• _Set problem_:
Exactly reproduce each record listed below.
--------------------------------------------------
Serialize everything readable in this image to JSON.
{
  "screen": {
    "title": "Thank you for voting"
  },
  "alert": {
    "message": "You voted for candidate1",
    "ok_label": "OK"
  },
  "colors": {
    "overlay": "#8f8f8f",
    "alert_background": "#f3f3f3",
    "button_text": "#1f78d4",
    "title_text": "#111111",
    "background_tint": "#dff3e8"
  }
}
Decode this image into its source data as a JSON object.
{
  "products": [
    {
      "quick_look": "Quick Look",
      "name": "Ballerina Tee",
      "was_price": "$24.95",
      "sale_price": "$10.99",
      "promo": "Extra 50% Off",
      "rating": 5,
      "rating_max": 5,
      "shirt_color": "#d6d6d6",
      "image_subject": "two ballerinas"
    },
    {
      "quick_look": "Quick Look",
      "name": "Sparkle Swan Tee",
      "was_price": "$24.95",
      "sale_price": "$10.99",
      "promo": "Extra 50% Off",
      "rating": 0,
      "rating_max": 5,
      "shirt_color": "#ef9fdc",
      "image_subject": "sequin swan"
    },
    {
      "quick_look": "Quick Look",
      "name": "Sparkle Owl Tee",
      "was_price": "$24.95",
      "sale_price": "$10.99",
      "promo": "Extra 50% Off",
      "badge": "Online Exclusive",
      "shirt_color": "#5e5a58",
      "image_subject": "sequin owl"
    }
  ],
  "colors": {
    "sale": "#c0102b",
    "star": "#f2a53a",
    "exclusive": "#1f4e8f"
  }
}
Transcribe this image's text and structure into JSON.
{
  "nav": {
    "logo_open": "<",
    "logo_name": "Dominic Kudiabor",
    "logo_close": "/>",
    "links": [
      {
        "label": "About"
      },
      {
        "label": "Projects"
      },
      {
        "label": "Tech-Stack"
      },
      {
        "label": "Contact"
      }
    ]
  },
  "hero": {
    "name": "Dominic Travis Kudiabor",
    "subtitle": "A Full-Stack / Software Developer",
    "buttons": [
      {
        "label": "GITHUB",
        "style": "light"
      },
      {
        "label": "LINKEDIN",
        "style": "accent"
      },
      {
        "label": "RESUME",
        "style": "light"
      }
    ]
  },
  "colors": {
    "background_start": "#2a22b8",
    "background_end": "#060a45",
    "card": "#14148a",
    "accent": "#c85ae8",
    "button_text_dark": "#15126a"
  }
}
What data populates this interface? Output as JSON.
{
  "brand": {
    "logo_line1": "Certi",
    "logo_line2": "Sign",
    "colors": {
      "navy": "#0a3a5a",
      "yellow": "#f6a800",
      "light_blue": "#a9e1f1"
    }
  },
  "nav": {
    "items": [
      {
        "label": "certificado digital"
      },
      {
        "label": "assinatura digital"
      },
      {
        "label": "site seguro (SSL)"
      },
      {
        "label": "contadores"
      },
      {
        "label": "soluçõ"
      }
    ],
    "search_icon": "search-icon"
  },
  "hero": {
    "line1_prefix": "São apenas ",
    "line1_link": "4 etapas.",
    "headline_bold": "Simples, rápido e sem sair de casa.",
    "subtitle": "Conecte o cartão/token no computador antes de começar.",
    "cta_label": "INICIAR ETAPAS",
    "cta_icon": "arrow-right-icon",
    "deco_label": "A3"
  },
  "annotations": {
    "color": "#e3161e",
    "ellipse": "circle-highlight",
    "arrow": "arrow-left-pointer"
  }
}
--------------------------------------------------
• _Completed exercise_:
Serialize everything readable in this image to JSON.
{
  "screen": {
    "title": "Thank you for voting"
  },
  "alert": {
    "message": "You voted for candidate1",
    "ok_label": "OK"
  },
  "colors": {
    "overlay": "#8f8f8f",
    "alert_background": "#f3f3f3",
    "button_text": "#1f78d4",
    "title_text": "#111111",
    "background_tint": "#dff3e8"
  }
}
Decode this image into its source data as a JSON object.
{
  "products": [
    {
      "quick_look": "Quick Look",
      "name": "Ballerina Tee",
      "was_price": "$24.95",
      "sale_price": "$10.99",
      "promo": "Extra 50% Off",
      "rating": 5,
      "rating_max": 5,
      "shirt_color": "#d6d6d6",
      "image_subject": "two ballerinas"
    },
    {
      "quick_look": "Quick Look",
      "name": "Sparkle Swan Tee",
      "was_price": "$24.95",
      "sale_price": "$10.99",
      "promo": "Extra 50% Off",
      "rating": 0,
      "rating_max": 5,
      "shirt_color": "#ef9fdc",
      "image_subject": "sequin swan"
    },
    {
      "quick_look": "Quick Look",
      "name": "Sparkle Owl Tee",
      "was_price": "$24.95",
      "sale_price": "$10.99",
      "promo": "Extra 50% Off",
      "badge": "Online Exclusive",
      "shirt_color": "#5e5a58",
      "image_subject": "sequin owl"
    }
  ],
  "colors": {
    "sale": "#c0102b",
    "star": "#f2a53a",
    "exclusive": "#1f4e8f"
  }
}
Transcribe this image's text and structure into JSON.
{
  "nav": {
    "logo_open": "<",
    "logo_name": "Dominic Kudiabor",
    "logo_close": "/>",
    "links": [
      {
        "label": "About"
      },
      {
        "label": "Projects"
      },
      {
        "label": "Tech-Stack"
      },
      {
        "label": "Contact"
      }
    ]
  },
  "hero": {
    "name": "Dominic Travis Kudiabor",
    "subtitle": "A Full-Stack / Software Developer",
    "buttons": [
      {
        "label": "GITHUB",
        "style": "light"
      },
      {
        "label": "LINKEDIN",
        "style": "accent"
      },
      {
        "label": "RESUME",
        "style": "light"
      }
    ]
  },
  "colors": {
    "background_start": "#2a22b8",
    "background_end": "#060a45",
    "card": "#14148a",
    "accent": "#c85ae8",
    "button_text_dark": "#15126a"
  }
}
What data populates this interface? Output as JSON.
{
  "brand": {
    "logo_line1": "Certi",
    "logo_line2": "Sign",
    "colors": {
      "navy": "#0a3a5a",
      "yellow": "#f6a800",
      "light_blue": "#a9e1f1"
    }
  },
  "nav": {
    "items": [
      {
        "label": "certificado digital"
      },
      {
        "label": "assinatura digital"
      },
      {
        "label": "site seguro (SSL)"
      },
      {
        "label": "contadores"
      },
      {
        "label": "soluçõ"
      }
    ],
    "search_icon": "search-icon"
  },
  "hero": {
    "line1_prefix": "São apenas ",
    "line1_link": "4 etapas.",
    "headline_bold": "Simples, rápido e sem sair de casa.",
    "subtitle": "Conecte o cartão/token no computador antes de começar.",
    "cta_label": "INICIAR ETAPAS",
    "cta_icon": "arrow-right-icon",
    "deco_label": "A3"
  },
  "annotations": {
    "color": "#e3161e",
    "ellipse": "circle-highlight",
    "arrow": "arrow-left-pointer"
  }
}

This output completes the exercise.